■ Challenge ■
Using the records below, locate all lines containing "оборудование" and return them.

(Data records)
• • •

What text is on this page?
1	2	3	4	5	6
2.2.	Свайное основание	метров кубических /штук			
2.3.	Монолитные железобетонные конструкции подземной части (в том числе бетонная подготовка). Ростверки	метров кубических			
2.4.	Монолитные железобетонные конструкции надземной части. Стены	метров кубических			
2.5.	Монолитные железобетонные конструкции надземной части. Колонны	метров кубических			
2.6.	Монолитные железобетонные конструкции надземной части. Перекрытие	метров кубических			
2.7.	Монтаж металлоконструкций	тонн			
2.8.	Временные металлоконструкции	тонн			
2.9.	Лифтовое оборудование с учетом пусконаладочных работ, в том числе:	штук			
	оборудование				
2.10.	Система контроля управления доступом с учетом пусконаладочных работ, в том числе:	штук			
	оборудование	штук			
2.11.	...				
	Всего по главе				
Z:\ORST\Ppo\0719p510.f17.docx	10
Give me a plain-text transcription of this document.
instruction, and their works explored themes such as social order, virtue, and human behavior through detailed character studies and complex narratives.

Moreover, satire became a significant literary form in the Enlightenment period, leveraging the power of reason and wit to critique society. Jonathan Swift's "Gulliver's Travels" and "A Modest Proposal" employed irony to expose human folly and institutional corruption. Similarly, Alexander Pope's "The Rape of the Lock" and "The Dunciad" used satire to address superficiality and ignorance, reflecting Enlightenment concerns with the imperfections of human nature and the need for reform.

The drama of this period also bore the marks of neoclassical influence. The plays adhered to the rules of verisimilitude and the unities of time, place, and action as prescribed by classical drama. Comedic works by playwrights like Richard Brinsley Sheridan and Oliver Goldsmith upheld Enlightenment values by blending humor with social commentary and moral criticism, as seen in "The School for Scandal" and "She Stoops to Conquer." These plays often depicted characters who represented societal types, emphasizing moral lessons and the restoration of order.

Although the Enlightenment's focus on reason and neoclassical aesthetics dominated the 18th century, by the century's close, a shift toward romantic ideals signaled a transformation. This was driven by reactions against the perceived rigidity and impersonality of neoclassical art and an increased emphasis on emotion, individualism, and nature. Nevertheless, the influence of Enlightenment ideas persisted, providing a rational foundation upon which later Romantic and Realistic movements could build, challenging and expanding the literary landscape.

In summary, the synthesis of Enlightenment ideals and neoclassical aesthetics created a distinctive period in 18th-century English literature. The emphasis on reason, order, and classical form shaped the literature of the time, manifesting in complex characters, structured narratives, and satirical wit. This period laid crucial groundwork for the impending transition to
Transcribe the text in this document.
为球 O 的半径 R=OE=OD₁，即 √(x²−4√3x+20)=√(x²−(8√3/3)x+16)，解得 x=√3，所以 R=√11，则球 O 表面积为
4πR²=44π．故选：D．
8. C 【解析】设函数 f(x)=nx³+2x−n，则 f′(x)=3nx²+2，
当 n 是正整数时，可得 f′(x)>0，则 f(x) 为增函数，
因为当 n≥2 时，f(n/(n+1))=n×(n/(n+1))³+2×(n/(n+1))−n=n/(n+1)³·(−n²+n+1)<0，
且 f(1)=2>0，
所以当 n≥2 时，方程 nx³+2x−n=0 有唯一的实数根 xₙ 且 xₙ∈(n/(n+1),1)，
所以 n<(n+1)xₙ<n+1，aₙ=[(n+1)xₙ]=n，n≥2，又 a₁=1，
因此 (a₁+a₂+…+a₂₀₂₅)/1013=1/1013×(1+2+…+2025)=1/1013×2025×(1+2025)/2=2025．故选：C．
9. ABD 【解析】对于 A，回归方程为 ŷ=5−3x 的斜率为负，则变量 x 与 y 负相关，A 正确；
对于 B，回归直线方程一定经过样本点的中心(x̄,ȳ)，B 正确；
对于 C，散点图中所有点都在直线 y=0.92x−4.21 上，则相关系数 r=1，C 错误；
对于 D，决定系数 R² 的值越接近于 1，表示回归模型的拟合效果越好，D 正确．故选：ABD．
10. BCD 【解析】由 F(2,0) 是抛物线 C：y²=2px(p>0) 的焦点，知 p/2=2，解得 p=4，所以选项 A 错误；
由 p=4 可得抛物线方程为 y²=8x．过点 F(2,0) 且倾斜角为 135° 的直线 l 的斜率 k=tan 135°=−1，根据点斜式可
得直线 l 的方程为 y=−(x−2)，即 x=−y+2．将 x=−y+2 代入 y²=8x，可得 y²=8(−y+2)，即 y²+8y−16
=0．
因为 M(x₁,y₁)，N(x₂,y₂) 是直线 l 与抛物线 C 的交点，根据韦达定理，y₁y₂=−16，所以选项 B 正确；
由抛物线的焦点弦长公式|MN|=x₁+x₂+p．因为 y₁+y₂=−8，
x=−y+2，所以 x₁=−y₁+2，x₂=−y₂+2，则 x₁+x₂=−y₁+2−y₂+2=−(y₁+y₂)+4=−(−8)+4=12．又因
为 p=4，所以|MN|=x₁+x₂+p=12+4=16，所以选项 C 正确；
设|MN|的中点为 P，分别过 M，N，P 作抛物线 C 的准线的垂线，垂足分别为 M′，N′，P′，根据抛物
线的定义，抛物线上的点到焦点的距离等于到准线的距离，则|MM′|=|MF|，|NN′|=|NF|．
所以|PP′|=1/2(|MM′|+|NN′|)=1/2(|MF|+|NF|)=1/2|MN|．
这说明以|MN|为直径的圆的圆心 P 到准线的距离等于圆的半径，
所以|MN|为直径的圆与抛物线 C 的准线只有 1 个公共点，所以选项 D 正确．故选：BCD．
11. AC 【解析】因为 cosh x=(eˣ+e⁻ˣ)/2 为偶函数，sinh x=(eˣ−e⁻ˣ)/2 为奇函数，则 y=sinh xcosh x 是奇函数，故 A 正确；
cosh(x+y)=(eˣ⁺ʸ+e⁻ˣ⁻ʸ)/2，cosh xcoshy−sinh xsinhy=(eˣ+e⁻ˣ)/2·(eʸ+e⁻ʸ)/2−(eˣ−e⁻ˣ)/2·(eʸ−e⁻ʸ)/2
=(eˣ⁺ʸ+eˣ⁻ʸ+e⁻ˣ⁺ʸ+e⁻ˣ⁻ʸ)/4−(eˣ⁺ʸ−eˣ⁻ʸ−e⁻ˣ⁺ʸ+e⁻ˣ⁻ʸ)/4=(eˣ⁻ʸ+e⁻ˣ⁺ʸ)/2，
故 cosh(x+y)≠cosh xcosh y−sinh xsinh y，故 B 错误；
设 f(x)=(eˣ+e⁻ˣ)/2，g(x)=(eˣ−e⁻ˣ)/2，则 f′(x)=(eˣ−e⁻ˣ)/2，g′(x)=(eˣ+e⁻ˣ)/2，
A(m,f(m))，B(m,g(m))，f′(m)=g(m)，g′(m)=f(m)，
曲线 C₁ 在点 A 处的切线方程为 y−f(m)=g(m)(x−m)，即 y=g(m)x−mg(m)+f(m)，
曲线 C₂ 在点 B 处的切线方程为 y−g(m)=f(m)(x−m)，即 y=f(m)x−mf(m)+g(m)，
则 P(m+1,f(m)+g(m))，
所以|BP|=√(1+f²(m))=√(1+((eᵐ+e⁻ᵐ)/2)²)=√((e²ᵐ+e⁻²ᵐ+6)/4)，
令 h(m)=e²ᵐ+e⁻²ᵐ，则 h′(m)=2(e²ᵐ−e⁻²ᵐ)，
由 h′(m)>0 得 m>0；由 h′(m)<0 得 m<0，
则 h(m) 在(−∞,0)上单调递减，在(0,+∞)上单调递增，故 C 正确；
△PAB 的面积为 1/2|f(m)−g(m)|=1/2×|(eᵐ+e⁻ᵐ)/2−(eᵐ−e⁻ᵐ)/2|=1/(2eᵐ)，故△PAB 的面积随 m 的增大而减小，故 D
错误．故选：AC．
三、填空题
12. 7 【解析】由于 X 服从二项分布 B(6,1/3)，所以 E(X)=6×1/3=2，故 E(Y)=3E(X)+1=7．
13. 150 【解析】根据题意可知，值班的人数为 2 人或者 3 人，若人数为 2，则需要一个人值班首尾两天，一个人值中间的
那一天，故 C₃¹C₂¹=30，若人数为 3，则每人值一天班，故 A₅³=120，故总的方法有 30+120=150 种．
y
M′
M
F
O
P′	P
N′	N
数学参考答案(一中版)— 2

• • •

■ Task answer ■
2.9.	Лифтовое оборудование с учетом пусконаладочных работ, в том числе:	штук			
	оборудование				
	оборудование	штук			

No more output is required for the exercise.